** Begin Source data **

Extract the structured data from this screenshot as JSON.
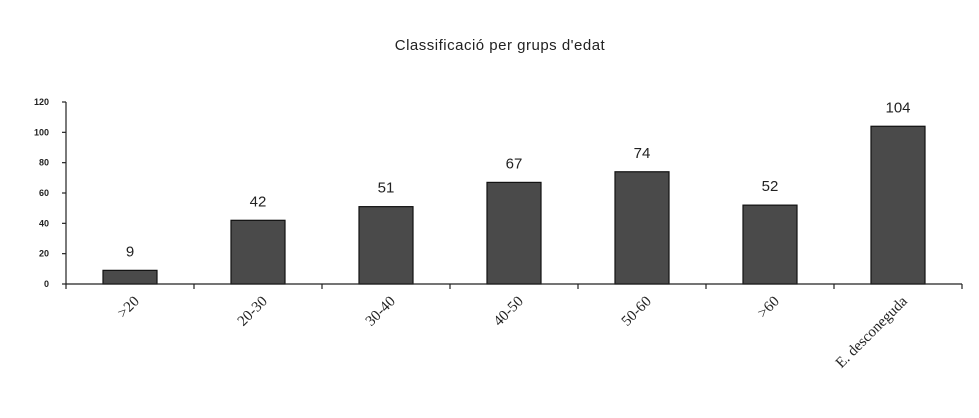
{
  "chart_data": {
    "type": "bar",
    "title": "Classificació per grups d'edat",
    "categories": [
      ">20",
      "20-30",
      "30-40",
      "40-50",
      "50-60",
      ">60",
      "E. desconeguda"
    ],
    "values": [
      9,
      42,
      51,
      67,
      74,
      52,
      104
    ],
    "y_ticks": [
      "0",
      "20",
      "40",
      "60",
      "80",
      "100",
      "120"
    ],
    "ylim": [
      0,
      120
    ],
    "grid": false,
    "legend": "none",
    "bar_color": "#4a4a4a"
  }
}
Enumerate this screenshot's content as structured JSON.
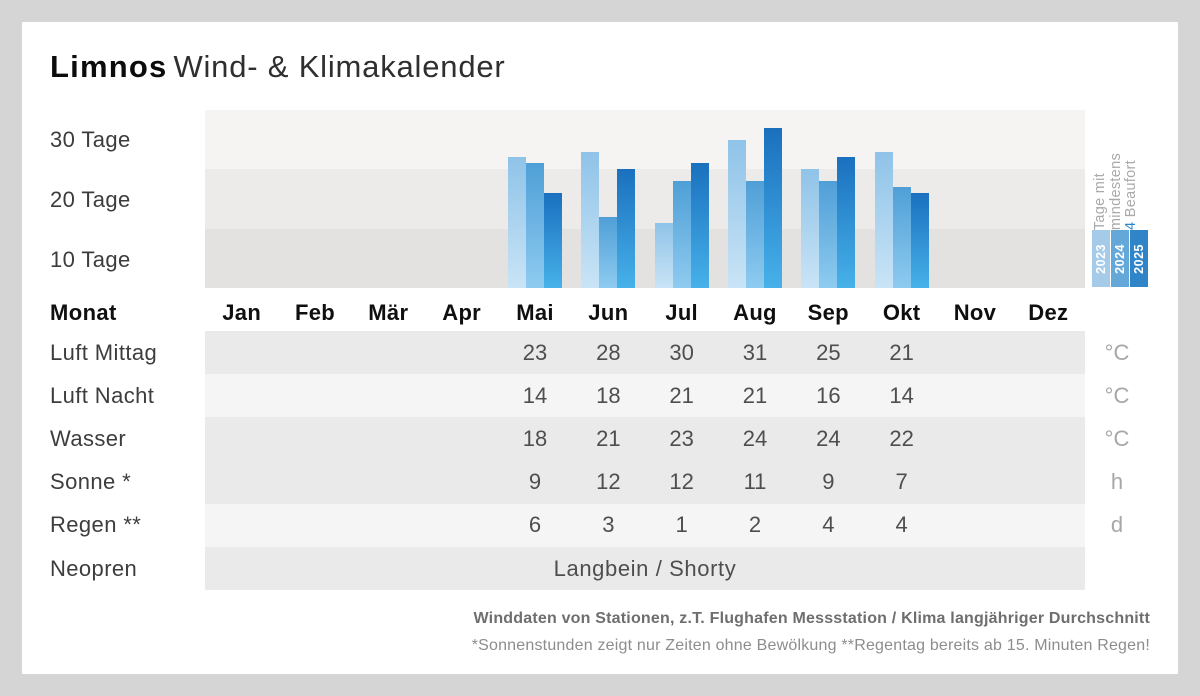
{
  "page": {
    "background": "#d5d5d5",
    "card_background": "#ffffff"
  },
  "header": {
    "brand": "Limnos",
    "title": "Wind- & Klimakalender"
  },
  "chart_data": {
    "type": "bar",
    "title": "Tage mit mindestens 4 Beaufort",
    "ylabel_ticks": [
      "30 Tage",
      "20 Tage",
      "10 Tage"
    ],
    "ylim": [
      0,
      30
    ],
    "grid": "banded",
    "legend_position": "right-vertical",
    "categories": [
      "Mai",
      "Jun",
      "Jul",
      "Aug",
      "Sep",
      "Okt"
    ],
    "series": [
      {
        "name": "2023",
        "values": [
          22,
          23,
          11,
          25,
          20,
          23
        ],
        "color_top": "#8fc3e8",
        "color_bottom": "#c9e4f6",
        "swatch": "#a6cbe9"
      },
      {
        "name": "2024",
        "values": [
          21,
          12,
          18,
          18,
          18,
          17
        ],
        "color_top": "#4f9fd7",
        "color_bottom": "#8ecbf0",
        "swatch": "#64a8da"
      },
      {
        "name": "2025",
        "values": [
          16,
          20,
          21,
          27,
          22,
          16
        ],
        "color_top": "#1a70be",
        "color_bottom": "#47b1e9",
        "swatch": "#2f85c8"
      }
    ],
    "legend_lines": [
      "Tage mit",
      "mindestens"
    ],
    "legend_highlight_num": "4",
    "legend_highlight_word": "Beaufort",
    "highlight_color": "#2e86c9"
  },
  "months": {
    "label": "Monat",
    "items": [
      "Jan",
      "Feb",
      "Mär",
      "Apr",
      "Mai",
      "Jun",
      "Jul",
      "Aug",
      "Sep",
      "Okt",
      "Nov",
      "Dez"
    ]
  },
  "table": {
    "rows": [
      {
        "label": "Luft Mittag",
        "values": [
          "23",
          "28",
          "30",
          "31",
          "25",
          "21"
        ],
        "unit": "°C",
        "shade": "dark"
      },
      {
        "label": "Luft Nacht",
        "values": [
          "14",
          "18",
          "21",
          "21",
          "16",
          "14"
        ],
        "unit": "°C",
        "shade": "light"
      },
      {
        "label": "Wasser",
        "values": [
          "18",
          "21",
          "23",
          "24",
          "24",
          "22"
        ],
        "unit": "°C",
        "shade": "dark"
      },
      {
        "label": "Sonne *",
        "values": [
          "9",
          "12",
          "12",
          "11",
          "9",
          "7"
        ],
        "unit": "h",
        "shade": "dark"
      },
      {
        "label": "Regen **",
        "values": [
          "6",
          "3",
          "1",
          "2",
          "4",
          "4"
        ],
        "unit": "d",
        "shade": "light"
      },
      {
        "label": "Neopren",
        "span_text": "Langbein / Shorty",
        "unit": "",
        "shade": "dark"
      }
    ]
  },
  "footer": {
    "line1": "Winddaten von Stationen, z.T. Flughafen Messstation / Klima langjähriger Durchschnitt",
    "line2": "*Sonnenstunden zeigt nur Zeiten ohne Bewölkung  **Regentag bereits ab 15. Minuten Regen!"
  }
}
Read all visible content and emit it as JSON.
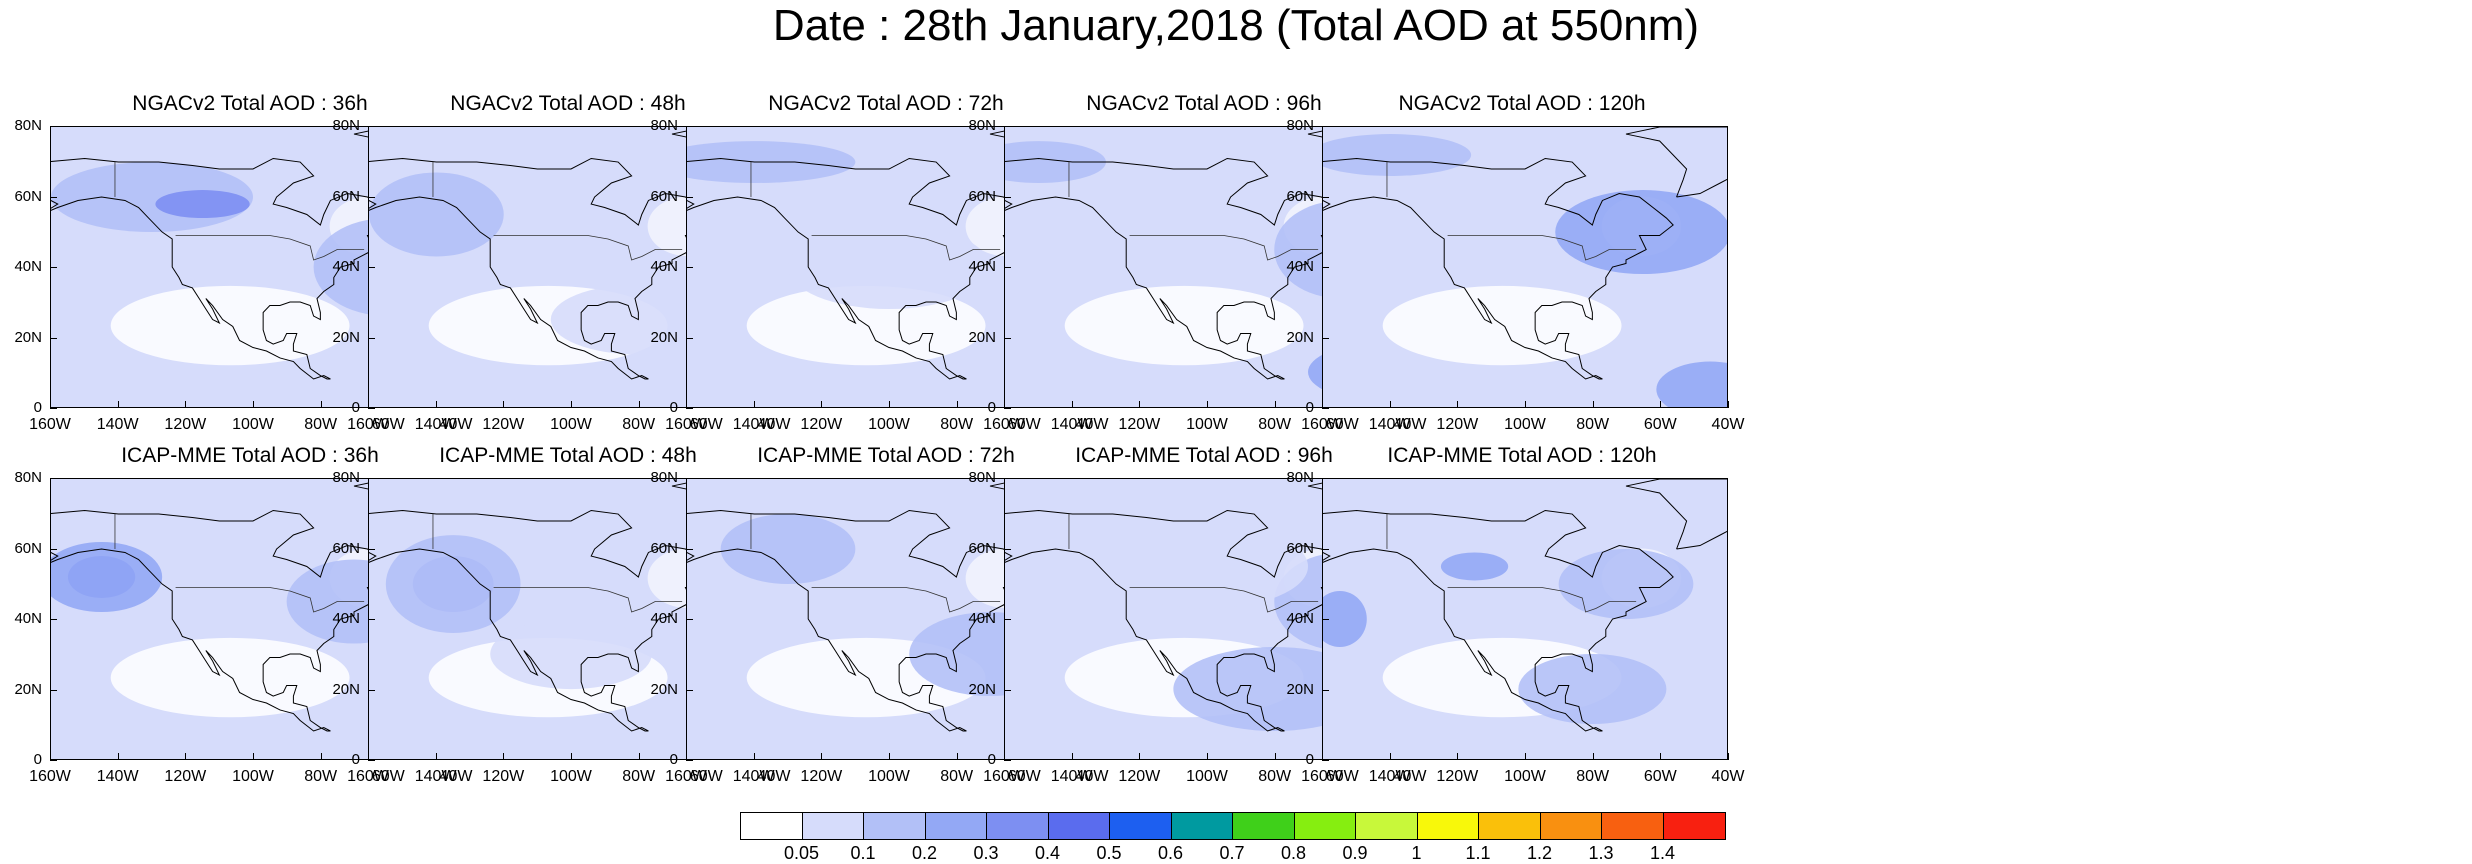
{
  "title": "Date : 28th January,2018 (Total AOD at 550nm)",
  "panels": [
    {
      "title": "NGACv2 Total AOD : 36h"
    },
    {
      "title": "NGACv2 Total AOD : 48h"
    },
    {
      "title": "NGACv2 Total AOD : 72h"
    },
    {
      "title": "NGACv2 Total AOD : 96h"
    },
    {
      "title": "NGACv2 Total AOD : 120h"
    },
    {
      "title": "ICAP-MME Total AOD : 36h"
    },
    {
      "title": "ICAP-MME Total AOD : 48h"
    },
    {
      "title": "ICAP-MME Total AOD : 72h"
    },
    {
      "title": "ICAP-MME Total AOD : 96h"
    },
    {
      "title": "ICAP-MME Total AOD : 120h"
    }
  ],
  "lat_labels": [
    "80N",
    "60N",
    "40N",
    "20N",
    "0"
  ],
  "lon_labels": [
    "160W",
    "140W",
    "120W",
    "100W",
    "80W",
    "60W",
    "40W"
  ],
  "colorbar": {
    "labels": [
      "0.05",
      "0.1",
      "0.2",
      "0.3",
      "0.4",
      "0.5",
      "0.6",
      "0.7",
      "0.8",
      "0.9",
      "1",
      "1.1",
      "1.2",
      "1.3",
      "1.4"
    ],
    "colors": [
      "#ffffff",
      "#d6dcfb",
      "#b2c0f7",
      "#93a8f5",
      "#7d8ff2",
      "#5a6cee",
      "#1d5ff0",
      "#009aa0",
      "#3fd01a",
      "#86ee10",
      "#c8f83a",
      "#f8f80a",
      "#fac00a",
      "#f99010",
      "#f86010",
      "#f82010"
    ]
  }
}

** End Source data **

## [What needs to be done]
Quote the records above in full, dropping each picture.

## [Result of this exercise]
Extract the structured data from this screenshot as JSON.
{
  "chart_data": {
    "type": "bar",
    "title": "Classificació per grups d'edat",
    "categories": [
      ">20",
      "20-30",
      "30-40",
      "40-50",
      "50-60",
      ">60",
      "E. desconeguda"
    ],
    "values": [
      9,
      42,
      51,
      67,
      74,
      52,
      104
    ],
    "y_ticks": [
      "0",
      "20",
      "40",
      "60",
      "80",
      "100",
      "120"
    ],
    "ylim": [
      0,
      120
    ],
    "grid": false,
    "legend": "none",
    "bar_color": "#4a4a4a"
  }
}
Enumerate this screenshot's content as structured JSON.
{
  "page": {
    "background": "#d5d5d5",
    "card_background": "#ffffff"
  },
  "header": {
    "brand": "Limnos",
    "title": "Wind- & Klimakalender"
  },
  "chart_data": {
    "type": "bar",
    "title": "Tage mit mindestens 4 Beaufort",
    "ylabel_ticks": [
      "30 Tage",
      "20 Tage",
      "10 Tage"
    ],
    "ylim": [
      0,
      30
    ],
    "grid": "banded",
    "legend_position": "right-vertical",
    "categories": [
      "Mai",
      "Jun",
      "Jul",
      "Aug",
      "Sep",
      "Okt"
    ],
    "series": [
      {
        "name": "2023",
        "values": [
          22,
          23,
          11,
          25,
          20,
          23
        ],
        "color_top": "#8fc3e8",
        "color_bottom": "#c9e4f6",
        "swatch": "#a6cbe9"
      },
      {
        "name": "2024",
        "values": [
          21,
          12,
          18,
          18,
          18,
          17
        ],
        "color_top": "#4f9fd7",
        "color_bottom": "#8ecbf0",
        "swatch": "#64a8da"
      },
      {
        "name": "2025",
        "values": [
          16,
          20,
          21,
          27,
          22,
          16
        ],
        "color_top": "#1a70be",
        "color_bottom": "#47b1e9",
        "swatch": "#2f85c8"
      }
    ],
    "legend_lines": [
      "Tage mit",
      "mindestens"
    ],
    "legend_highlight_num": "4",
    "legend_highlight_word": "Beaufort",
    "highlight_color": "#2e86c9"
  },
  "months": {
    "label": "Monat",
    "items": [
      "Jan",
      "Feb",
      "Mär",
      "Apr",
      "Mai",
      "Jun",
      "Jul",
      "Aug",
      "Sep",
      "Okt",
      "Nov",
      "Dez"
    ]
  },
  "table": {
    "rows": [
      {
        "label": "Luft Mittag",
        "values": [
          "23",
          "28",
          "30",
          "31",
          "25",
          "21"
        ],
        "unit": "°C",
        "shade": "dark"
      },
      {
        "label": "Luft Nacht",
        "values": [
          "14",
          "18",
          "21",
          "21",
          "16",
          "14"
        ],
        "unit": "°C",
        "shade": "light"
      },
      {
        "label": "Wasser",
        "values": [
          "18",
          "21",
          "23",
          "24",
          "24",
          "22"
        ],
        "unit": "°C",
        "shade": "dark"
      },
      {
        "label": "Sonne *",
        "values": [
          "9",
          "12",
          "12",
          "11",
          "9",
          "7"
        ],
        "unit": "h",
        "shade": "dark"
      },
      {
        "label": "Regen **",
        "values": [
          "6",
          "3",
          "1",
          "2",
          "4",
          "4"
        ],
        "unit": "d",
        "shade": "light"
      },
      {
        "label": "Neopren",
        "span_text": "Langbein / Shorty",
        "unit": "",
        "shade": "dark"
      }
    ]
  },
  "footer": {
    "line1": "Winddaten von Stationen, z.T. Flughafen Messstation / Klima langjähriger Durchschnitt",
    "line2": "*Sonnenstunden zeigt nur Zeiten ohne Bewölkung  **Regentag bereits ab 15. Minuten Regen!"
  }
}
Read all visible content and emit it as JSON.
{
  "title": "Date : 28th January,2018 (Total AOD at 550nm)",
  "panels": [
    {
      "title": "NGACv2 Total AOD : 36h"
    },
    {
      "title": "NGACv2 Total AOD : 48h"
    },
    {
      "title": "NGACv2 Total AOD : 72h"
    },
    {
      "title": "NGACv2 Total AOD : 96h"
    },
    {
      "title": "NGACv2 Total AOD : 120h"
    },
    {
      "title": "ICAP-MME Total AOD : 36h"
    },
    {
      "title": "ICAP-MME Total AOD : 48h"
    },
    {
      "title": "ICAP-MME Total AOD : 72h"
    },
    {
      "title": "ICAP-MME Total AOD : 96h"
    },
    {
      "title": "ICAP-MME Total AOD : 120h"
    }
  ],
  "lat_labels": [
    "80N",
    "60N",
    "40N",
    "20N",
    "0"
  ],
  "lon_labels": [
    "160W",
    "140W",
    "120W",
    "100W",
    "80W",
    "60W",
    "40W"
  ],
  "colorbar": {
    "labels": [
      "0.05",
      "0.1",
      "0.2",
      "0.3",
      "0.4",
      "0.5",
      "0.6",
      "0.7",
      "0.8",
      "0.9",
      "1",
      "1.1",
      "1.2",
      "1.3",
      "1.4"
    ],
    "colors": [
      "#ffffff",
      "#d6dcfb",
      "#b2c0f7",
      "#93a8f5",
      "#7d8ff2",
      "#5a6cee",
      "#1d5ff0",
      "#009aa0",
      "#3fd01a",
      "#86ee10",
      "#c8f83a",
      "#f8f80a",
      "#fac00a",
      "#f99010",
      "#f86010",
      "#f82010"
    ]
  }
}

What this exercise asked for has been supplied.